DATA PROVIDED>
>> Start
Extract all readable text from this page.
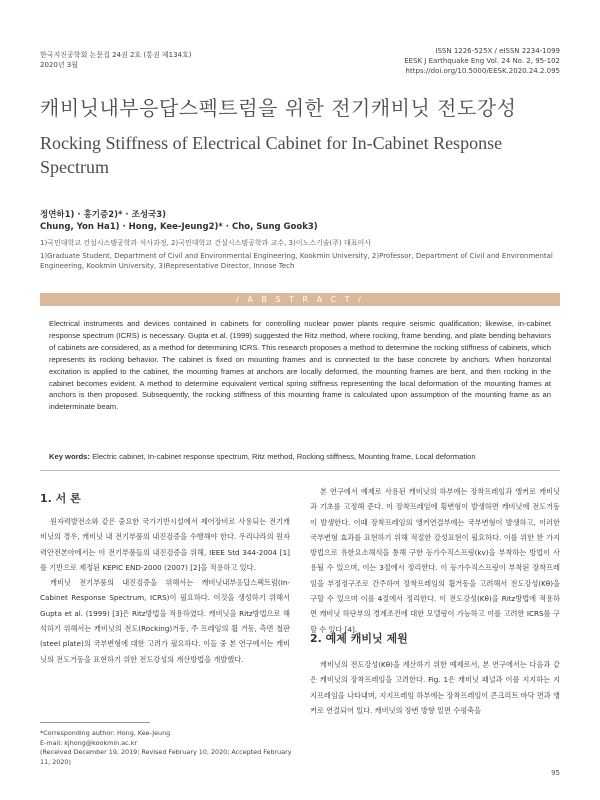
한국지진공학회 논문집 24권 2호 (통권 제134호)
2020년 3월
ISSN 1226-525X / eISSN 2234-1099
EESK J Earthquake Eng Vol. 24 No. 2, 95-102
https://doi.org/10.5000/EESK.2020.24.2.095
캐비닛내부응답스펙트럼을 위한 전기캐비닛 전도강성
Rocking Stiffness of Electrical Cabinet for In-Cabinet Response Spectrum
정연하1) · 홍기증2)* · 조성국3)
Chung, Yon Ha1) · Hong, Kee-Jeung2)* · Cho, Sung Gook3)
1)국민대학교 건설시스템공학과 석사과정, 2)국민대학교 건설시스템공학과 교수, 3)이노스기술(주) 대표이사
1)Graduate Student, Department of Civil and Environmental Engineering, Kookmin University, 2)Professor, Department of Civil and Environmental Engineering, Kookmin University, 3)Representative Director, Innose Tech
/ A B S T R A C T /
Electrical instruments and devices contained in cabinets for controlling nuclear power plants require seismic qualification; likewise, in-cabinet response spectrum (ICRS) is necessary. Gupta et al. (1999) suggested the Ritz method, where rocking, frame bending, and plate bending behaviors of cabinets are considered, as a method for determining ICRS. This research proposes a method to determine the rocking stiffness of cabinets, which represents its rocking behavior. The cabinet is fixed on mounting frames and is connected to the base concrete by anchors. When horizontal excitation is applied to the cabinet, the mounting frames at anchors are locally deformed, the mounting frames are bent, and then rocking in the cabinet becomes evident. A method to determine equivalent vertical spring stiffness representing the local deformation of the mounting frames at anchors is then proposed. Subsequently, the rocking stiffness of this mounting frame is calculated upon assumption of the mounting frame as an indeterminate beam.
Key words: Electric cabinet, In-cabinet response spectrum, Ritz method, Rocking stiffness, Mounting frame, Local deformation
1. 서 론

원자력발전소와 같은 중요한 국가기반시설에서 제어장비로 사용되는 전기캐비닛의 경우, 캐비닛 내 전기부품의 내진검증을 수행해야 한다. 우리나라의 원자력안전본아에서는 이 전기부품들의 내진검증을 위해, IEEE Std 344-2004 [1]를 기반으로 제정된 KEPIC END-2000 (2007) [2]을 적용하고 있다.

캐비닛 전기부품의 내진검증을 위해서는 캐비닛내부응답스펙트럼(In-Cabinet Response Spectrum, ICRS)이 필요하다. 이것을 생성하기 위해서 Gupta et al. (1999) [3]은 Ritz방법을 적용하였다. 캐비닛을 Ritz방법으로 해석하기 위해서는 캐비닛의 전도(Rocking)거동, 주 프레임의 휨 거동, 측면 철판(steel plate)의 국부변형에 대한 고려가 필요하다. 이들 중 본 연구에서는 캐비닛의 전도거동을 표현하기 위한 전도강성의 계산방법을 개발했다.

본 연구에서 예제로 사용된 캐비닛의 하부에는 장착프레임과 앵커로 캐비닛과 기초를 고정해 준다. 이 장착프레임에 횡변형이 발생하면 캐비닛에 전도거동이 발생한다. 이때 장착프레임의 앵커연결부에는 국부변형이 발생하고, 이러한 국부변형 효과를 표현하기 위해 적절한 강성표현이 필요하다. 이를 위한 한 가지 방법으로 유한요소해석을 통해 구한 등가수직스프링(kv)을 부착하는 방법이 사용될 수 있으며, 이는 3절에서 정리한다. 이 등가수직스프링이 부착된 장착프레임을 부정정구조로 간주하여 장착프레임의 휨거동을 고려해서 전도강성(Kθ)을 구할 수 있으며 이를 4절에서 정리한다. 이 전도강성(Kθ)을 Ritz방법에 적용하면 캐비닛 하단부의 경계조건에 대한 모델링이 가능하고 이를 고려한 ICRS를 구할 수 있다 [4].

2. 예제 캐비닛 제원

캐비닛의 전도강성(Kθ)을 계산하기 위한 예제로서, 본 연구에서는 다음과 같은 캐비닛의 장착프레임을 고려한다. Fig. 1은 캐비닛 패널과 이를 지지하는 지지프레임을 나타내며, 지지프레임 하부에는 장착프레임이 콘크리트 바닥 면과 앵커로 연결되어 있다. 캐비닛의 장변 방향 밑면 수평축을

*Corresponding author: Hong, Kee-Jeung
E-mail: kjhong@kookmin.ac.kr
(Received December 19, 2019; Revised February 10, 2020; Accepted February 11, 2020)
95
>> End
>> Start
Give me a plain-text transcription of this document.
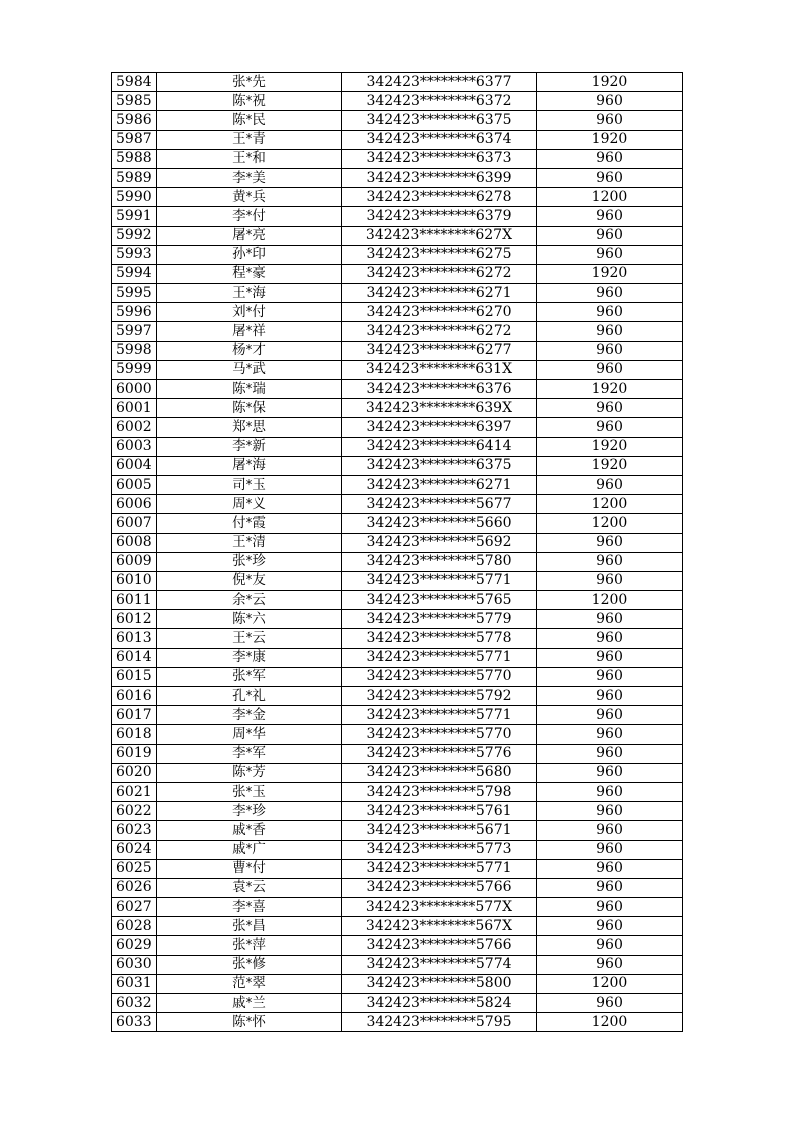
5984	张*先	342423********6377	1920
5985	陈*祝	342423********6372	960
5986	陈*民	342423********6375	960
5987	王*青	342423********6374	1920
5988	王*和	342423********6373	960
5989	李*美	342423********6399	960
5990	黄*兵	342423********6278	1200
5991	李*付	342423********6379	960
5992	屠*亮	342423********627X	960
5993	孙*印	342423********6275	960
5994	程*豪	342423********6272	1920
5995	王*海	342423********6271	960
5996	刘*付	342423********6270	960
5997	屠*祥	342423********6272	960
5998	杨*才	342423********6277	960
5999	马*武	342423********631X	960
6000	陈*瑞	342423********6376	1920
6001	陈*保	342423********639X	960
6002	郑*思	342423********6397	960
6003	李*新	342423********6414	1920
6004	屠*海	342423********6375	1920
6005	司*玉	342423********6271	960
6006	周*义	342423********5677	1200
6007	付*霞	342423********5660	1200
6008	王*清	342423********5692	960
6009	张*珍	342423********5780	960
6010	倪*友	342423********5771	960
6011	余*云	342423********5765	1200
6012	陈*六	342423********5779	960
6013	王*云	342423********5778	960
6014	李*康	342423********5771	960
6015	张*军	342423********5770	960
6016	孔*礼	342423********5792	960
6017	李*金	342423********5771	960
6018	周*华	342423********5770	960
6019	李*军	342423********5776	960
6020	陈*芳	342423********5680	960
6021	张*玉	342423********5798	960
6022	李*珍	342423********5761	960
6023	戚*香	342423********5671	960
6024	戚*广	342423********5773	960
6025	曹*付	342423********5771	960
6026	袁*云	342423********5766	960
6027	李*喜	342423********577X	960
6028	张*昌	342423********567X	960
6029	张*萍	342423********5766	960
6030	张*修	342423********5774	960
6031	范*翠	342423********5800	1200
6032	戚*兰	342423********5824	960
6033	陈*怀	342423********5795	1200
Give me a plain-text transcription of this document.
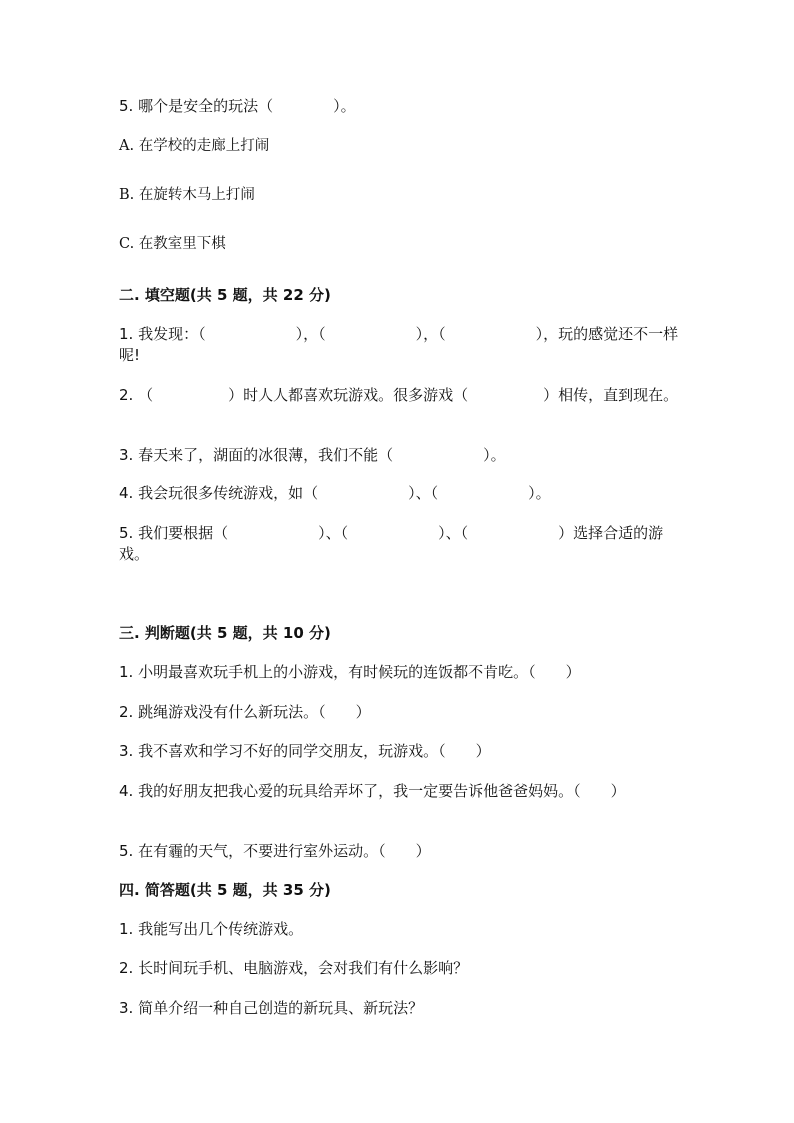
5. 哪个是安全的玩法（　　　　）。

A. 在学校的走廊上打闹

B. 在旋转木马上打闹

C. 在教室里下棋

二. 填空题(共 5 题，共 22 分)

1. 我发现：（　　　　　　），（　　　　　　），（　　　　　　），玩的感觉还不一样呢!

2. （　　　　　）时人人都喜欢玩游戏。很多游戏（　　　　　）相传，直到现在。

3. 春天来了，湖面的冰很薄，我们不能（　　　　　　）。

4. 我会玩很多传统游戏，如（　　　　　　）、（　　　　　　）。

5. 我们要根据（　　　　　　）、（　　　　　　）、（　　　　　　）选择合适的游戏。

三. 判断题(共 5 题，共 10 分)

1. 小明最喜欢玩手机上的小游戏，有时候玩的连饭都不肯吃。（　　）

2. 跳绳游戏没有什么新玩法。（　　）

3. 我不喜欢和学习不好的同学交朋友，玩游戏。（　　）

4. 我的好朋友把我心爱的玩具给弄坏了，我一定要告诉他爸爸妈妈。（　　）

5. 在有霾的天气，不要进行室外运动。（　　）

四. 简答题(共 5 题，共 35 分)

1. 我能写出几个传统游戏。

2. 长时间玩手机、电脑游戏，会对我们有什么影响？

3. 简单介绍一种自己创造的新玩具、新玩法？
>> End
>> Start
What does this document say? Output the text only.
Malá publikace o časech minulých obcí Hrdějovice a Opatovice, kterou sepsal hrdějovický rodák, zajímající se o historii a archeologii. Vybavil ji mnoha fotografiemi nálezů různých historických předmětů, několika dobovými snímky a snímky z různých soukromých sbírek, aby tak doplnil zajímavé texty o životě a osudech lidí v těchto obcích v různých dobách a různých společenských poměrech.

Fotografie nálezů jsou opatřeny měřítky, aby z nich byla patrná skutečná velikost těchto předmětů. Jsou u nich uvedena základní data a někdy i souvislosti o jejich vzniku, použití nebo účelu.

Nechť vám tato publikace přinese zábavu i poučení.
>> End
EXERCISE DESCRIPTION>
Report all lines of the data above that include the string "EESK".

EXERCISE ANSWER>
EESK J Earthquake Eng Vol. 24 No. 2, 95-102
https://doi.org/10.5000/EESK.2020.24.2.095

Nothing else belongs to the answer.